[Dataset records]
• • • • • • •
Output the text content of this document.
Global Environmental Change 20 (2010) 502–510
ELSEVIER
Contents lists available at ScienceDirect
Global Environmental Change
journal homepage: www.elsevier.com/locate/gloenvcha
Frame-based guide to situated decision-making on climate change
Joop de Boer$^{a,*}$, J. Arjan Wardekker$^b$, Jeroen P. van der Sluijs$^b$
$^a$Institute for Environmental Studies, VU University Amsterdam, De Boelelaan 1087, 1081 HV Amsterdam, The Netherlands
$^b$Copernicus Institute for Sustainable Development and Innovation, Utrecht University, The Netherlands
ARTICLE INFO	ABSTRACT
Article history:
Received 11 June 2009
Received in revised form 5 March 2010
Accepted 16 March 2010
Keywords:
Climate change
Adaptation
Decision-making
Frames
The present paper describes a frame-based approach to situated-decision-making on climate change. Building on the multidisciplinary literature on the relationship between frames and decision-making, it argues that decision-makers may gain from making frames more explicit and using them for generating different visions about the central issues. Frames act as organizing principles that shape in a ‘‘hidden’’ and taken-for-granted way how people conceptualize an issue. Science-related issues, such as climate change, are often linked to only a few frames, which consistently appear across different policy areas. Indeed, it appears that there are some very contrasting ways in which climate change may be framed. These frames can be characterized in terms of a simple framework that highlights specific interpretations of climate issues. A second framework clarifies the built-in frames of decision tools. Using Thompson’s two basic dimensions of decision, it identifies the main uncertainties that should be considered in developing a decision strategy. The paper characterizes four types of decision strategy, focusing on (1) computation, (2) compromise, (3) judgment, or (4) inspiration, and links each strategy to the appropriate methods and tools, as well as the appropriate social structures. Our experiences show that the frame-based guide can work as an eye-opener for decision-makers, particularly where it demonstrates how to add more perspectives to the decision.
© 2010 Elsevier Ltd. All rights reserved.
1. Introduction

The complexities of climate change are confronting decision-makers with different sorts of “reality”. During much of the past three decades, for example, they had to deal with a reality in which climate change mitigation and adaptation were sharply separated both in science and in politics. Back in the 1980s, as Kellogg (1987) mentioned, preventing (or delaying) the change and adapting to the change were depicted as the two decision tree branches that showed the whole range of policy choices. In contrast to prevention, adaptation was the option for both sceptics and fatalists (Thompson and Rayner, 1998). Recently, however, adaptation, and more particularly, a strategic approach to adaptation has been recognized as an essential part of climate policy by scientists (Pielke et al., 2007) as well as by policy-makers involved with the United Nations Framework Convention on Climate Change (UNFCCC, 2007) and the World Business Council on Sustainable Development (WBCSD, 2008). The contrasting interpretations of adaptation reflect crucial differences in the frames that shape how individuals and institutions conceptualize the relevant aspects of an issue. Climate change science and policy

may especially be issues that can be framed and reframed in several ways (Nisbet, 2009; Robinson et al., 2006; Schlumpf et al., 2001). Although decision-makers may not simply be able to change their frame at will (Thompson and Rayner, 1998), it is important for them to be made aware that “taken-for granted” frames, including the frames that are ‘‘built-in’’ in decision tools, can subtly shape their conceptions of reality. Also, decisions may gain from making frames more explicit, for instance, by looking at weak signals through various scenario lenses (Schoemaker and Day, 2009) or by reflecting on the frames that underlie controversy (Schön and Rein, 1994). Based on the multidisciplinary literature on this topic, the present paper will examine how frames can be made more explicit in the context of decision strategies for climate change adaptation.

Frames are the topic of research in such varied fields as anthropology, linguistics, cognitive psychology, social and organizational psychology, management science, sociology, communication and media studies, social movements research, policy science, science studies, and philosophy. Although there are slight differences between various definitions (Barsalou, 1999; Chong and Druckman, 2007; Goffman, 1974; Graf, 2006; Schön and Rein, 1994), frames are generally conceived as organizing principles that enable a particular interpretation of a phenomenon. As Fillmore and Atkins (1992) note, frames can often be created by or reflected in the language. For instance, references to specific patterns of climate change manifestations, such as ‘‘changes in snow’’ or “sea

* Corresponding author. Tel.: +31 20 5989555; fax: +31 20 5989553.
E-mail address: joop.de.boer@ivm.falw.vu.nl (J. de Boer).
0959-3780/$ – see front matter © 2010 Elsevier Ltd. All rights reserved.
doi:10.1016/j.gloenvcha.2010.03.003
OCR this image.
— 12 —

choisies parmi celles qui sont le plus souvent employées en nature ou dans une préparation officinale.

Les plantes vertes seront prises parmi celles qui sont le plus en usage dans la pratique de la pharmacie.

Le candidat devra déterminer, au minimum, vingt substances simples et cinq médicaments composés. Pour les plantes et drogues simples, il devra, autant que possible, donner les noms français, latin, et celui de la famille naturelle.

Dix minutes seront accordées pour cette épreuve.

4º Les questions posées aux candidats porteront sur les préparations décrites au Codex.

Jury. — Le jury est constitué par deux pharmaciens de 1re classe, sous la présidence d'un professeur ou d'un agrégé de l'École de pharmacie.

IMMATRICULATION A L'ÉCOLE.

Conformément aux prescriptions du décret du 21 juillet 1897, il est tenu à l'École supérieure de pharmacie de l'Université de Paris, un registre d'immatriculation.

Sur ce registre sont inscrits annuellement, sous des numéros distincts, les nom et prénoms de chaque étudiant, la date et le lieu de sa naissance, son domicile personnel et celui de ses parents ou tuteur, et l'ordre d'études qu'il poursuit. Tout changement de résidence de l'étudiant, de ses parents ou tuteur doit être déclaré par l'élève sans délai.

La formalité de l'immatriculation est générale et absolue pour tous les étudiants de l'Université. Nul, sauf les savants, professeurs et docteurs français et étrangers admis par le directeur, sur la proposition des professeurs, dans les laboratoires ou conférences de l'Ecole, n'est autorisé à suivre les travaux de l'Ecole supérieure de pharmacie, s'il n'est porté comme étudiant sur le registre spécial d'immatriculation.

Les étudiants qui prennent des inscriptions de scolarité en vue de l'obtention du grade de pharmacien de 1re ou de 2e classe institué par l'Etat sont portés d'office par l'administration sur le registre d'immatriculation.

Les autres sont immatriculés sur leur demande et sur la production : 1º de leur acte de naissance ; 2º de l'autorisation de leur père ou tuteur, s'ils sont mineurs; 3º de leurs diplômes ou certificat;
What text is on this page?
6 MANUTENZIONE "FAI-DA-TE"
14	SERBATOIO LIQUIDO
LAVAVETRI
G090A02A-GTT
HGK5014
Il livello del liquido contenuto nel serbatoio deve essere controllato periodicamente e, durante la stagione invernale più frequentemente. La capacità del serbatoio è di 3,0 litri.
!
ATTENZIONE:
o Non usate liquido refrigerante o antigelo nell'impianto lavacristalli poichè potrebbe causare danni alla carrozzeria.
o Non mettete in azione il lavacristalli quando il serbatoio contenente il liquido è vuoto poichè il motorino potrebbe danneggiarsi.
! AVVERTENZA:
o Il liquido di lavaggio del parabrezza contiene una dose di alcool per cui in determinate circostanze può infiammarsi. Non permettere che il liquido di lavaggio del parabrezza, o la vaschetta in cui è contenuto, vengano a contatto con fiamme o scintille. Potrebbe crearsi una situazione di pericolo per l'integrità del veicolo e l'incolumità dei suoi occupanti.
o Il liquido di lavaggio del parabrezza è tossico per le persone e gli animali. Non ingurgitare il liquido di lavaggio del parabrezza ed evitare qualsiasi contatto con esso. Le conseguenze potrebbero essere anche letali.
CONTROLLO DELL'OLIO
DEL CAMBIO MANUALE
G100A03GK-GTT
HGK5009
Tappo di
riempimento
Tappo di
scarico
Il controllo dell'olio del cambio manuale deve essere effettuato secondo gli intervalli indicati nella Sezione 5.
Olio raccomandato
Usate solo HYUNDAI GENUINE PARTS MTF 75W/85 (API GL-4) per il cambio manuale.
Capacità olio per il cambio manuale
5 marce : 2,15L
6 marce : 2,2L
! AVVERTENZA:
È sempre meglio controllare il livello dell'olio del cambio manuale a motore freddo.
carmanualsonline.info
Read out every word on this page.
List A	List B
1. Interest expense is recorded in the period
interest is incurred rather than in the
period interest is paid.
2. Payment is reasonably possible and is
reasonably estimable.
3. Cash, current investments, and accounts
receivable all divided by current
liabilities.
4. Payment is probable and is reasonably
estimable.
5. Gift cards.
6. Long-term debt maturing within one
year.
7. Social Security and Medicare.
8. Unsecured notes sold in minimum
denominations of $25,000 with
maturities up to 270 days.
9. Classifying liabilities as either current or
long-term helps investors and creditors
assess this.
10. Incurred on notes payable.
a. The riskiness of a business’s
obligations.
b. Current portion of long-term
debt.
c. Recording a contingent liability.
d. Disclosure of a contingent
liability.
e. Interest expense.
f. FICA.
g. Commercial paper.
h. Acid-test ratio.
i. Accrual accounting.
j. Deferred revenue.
• • • • • • •
[What this task involves] Lines of the listing that contain the word "contingent" are to be counted; report only their number.

[In response] 2